◆ **WHAT TO WORK ON**
Using the listing below, copy every line that mentions "Search".

◆ **TASK INPUT**
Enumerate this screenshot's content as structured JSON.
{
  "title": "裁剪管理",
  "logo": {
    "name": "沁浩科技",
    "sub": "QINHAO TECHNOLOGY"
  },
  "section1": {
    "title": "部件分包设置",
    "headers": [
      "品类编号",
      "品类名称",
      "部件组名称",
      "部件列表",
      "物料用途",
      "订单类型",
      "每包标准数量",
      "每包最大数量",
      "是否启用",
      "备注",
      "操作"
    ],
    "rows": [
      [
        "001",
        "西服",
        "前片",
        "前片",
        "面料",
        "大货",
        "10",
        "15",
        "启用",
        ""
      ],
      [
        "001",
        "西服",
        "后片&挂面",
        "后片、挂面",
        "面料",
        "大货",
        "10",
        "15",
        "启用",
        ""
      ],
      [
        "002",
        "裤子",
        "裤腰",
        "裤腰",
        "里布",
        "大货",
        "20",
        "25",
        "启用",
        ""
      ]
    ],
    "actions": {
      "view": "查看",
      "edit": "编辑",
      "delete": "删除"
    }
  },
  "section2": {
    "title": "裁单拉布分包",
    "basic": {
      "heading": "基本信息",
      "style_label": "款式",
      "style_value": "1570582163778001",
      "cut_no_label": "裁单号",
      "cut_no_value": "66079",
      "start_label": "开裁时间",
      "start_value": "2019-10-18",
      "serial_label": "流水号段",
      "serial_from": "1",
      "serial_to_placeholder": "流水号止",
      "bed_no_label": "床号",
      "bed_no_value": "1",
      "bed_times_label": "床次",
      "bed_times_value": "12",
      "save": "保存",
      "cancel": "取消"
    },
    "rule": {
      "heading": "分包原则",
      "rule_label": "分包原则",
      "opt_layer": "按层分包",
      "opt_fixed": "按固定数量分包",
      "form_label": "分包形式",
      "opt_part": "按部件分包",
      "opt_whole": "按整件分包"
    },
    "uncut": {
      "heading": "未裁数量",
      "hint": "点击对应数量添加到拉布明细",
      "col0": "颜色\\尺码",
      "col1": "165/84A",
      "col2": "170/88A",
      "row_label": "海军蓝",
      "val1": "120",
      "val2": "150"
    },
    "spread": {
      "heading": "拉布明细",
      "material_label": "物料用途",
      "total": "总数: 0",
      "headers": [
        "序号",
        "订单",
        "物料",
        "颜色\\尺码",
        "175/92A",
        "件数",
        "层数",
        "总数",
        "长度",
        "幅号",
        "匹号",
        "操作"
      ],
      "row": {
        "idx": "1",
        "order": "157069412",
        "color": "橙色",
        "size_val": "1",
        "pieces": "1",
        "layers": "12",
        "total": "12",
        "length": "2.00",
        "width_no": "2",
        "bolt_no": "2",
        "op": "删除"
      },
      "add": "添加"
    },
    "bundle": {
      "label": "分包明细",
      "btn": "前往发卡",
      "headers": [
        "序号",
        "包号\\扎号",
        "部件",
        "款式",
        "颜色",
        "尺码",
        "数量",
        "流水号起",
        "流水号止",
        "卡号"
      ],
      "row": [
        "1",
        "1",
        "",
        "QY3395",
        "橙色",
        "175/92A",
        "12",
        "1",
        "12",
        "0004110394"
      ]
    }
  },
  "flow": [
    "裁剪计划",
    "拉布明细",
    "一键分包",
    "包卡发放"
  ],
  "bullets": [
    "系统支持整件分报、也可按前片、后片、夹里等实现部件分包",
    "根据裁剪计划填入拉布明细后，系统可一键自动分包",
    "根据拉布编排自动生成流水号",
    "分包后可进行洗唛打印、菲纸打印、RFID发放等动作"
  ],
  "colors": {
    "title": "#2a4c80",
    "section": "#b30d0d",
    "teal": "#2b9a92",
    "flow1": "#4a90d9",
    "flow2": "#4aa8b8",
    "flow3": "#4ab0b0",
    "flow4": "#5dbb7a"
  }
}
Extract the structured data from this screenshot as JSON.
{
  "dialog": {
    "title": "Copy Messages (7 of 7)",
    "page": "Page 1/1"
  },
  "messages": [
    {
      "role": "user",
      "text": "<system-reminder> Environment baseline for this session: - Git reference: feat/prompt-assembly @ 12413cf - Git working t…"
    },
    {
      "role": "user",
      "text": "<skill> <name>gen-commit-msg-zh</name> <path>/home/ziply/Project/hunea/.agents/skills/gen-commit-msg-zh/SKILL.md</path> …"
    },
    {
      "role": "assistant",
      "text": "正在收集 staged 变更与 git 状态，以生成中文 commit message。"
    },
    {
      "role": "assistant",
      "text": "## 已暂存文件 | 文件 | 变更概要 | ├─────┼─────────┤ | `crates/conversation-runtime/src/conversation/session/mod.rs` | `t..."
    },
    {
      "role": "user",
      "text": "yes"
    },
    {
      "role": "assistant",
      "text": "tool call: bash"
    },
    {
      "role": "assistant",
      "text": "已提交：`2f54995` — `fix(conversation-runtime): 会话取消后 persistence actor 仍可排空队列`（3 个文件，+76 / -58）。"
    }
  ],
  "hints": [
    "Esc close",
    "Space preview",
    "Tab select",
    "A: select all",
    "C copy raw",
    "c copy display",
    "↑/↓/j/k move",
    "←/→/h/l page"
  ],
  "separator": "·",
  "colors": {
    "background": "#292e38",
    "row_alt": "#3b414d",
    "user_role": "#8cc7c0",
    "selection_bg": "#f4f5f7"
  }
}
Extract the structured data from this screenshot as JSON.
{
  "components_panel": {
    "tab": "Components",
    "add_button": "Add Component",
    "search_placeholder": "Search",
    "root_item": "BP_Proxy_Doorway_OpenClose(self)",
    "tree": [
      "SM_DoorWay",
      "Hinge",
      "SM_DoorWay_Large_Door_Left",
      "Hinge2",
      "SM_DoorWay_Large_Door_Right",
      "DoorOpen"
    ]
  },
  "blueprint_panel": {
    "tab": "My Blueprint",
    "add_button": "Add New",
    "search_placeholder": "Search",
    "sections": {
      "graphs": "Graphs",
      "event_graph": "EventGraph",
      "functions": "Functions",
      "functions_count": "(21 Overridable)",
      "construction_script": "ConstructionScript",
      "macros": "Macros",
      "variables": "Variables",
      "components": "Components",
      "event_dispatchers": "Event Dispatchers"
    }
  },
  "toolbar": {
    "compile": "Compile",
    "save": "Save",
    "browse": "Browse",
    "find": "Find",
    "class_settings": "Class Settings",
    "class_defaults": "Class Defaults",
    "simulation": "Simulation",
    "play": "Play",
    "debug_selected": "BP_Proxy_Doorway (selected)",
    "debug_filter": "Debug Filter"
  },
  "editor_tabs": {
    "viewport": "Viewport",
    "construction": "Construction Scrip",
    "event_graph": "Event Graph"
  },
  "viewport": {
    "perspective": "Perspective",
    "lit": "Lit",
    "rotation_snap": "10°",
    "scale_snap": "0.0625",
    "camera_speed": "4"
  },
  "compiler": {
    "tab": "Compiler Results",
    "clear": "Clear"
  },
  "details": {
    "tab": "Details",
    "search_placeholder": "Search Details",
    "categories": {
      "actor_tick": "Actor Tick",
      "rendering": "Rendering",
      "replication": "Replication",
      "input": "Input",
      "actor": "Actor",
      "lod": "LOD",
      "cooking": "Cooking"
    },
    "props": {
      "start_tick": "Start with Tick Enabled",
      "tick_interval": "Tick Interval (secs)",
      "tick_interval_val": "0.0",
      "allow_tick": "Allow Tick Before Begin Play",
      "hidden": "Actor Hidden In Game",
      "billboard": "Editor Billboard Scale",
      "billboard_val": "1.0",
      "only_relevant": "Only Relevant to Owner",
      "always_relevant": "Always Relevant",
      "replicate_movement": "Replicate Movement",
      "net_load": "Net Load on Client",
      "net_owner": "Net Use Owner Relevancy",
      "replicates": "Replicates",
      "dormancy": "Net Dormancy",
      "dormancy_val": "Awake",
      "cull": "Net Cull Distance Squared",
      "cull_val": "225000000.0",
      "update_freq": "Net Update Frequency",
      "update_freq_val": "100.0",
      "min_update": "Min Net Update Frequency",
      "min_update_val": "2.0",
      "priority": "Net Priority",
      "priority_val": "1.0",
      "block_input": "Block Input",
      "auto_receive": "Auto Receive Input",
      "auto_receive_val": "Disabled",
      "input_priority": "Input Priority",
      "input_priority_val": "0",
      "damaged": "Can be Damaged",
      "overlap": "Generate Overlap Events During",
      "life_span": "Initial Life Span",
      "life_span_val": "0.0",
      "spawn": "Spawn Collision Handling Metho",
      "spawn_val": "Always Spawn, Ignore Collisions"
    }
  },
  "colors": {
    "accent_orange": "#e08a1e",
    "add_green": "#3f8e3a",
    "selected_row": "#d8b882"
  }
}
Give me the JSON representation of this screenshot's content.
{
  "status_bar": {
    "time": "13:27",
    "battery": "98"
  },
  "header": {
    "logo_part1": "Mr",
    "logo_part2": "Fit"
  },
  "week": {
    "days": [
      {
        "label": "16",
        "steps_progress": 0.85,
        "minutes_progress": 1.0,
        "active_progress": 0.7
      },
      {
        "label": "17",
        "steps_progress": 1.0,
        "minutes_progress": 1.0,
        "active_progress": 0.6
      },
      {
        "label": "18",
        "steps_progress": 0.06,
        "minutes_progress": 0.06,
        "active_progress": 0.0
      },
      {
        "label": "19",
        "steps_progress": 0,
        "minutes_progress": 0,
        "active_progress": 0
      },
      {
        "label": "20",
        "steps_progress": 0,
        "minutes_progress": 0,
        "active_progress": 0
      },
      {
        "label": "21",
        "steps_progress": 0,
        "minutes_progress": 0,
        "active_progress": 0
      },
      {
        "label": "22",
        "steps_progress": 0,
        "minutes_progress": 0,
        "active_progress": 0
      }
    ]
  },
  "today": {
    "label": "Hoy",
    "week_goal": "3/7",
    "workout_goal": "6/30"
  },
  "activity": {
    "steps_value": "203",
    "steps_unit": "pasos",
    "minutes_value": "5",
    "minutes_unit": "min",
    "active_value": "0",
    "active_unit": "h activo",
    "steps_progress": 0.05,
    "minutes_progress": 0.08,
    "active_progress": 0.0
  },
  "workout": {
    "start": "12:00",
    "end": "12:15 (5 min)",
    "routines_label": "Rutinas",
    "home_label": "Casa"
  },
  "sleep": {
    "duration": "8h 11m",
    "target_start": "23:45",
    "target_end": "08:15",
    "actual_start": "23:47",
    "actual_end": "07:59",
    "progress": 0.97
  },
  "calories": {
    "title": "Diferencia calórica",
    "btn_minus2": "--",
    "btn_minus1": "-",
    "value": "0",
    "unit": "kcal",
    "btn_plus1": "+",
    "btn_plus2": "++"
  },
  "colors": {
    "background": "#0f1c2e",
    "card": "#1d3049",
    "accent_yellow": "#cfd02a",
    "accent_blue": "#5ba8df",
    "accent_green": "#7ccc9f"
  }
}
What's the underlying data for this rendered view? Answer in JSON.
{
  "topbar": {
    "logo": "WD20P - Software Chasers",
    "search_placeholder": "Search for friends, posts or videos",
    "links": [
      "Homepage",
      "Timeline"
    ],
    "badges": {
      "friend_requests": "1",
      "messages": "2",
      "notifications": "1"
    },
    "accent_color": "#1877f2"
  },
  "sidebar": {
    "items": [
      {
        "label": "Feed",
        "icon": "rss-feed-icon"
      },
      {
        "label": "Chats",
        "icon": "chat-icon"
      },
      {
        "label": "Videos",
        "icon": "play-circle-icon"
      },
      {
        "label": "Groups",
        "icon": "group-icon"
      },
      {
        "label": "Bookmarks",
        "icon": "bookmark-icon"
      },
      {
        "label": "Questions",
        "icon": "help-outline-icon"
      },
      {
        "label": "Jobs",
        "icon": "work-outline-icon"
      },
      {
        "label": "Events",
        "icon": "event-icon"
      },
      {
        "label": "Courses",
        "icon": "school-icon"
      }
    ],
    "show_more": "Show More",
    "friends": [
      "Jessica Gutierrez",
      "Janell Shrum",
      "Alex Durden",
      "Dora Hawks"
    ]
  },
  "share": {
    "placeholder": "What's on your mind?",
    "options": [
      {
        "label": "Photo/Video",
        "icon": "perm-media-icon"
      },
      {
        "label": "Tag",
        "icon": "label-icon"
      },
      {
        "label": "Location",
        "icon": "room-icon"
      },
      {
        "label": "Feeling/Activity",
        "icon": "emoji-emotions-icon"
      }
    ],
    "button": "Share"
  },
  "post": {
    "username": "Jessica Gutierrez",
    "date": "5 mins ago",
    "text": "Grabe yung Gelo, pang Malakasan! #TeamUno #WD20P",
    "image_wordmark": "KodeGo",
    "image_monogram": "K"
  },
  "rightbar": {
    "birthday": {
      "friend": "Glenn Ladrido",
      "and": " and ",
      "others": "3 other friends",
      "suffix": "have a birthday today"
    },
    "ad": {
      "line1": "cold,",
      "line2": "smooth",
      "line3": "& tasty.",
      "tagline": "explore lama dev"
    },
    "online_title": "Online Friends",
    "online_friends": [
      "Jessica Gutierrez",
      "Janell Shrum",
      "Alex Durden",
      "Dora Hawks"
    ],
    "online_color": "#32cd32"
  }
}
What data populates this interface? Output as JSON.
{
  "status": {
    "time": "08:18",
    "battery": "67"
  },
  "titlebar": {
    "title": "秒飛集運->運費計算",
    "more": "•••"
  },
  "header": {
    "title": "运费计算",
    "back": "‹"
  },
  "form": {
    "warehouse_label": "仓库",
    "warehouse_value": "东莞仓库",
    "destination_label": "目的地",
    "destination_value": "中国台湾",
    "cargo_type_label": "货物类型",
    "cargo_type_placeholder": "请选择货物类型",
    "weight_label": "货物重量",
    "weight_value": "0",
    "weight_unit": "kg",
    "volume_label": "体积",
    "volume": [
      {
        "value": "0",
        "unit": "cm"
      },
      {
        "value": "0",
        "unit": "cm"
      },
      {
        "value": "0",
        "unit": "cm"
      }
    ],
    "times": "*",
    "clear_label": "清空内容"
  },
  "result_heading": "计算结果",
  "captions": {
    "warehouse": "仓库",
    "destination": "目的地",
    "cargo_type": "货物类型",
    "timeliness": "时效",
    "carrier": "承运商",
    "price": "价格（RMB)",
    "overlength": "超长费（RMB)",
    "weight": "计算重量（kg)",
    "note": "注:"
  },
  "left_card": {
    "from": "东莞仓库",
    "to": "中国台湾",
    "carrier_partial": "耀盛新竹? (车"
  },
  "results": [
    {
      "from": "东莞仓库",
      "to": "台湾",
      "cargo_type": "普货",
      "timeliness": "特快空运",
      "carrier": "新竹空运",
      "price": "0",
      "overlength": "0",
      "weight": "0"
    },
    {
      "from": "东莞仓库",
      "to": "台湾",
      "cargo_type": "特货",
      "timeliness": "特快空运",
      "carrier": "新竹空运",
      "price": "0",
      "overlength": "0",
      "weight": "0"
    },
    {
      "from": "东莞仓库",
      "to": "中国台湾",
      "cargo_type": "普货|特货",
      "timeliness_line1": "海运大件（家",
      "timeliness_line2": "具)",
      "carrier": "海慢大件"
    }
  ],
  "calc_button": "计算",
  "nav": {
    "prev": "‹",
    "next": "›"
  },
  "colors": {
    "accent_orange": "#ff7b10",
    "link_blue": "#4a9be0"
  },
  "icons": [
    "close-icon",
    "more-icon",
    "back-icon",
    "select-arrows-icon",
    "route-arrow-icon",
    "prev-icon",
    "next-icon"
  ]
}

◆ **OUTPUT**
    "search_placeholder": "Search",
    "search_placeholder": "Search",
    "search_placeholder": "Search Details",
    "search_placeholder": "Search for friends, posts or videos",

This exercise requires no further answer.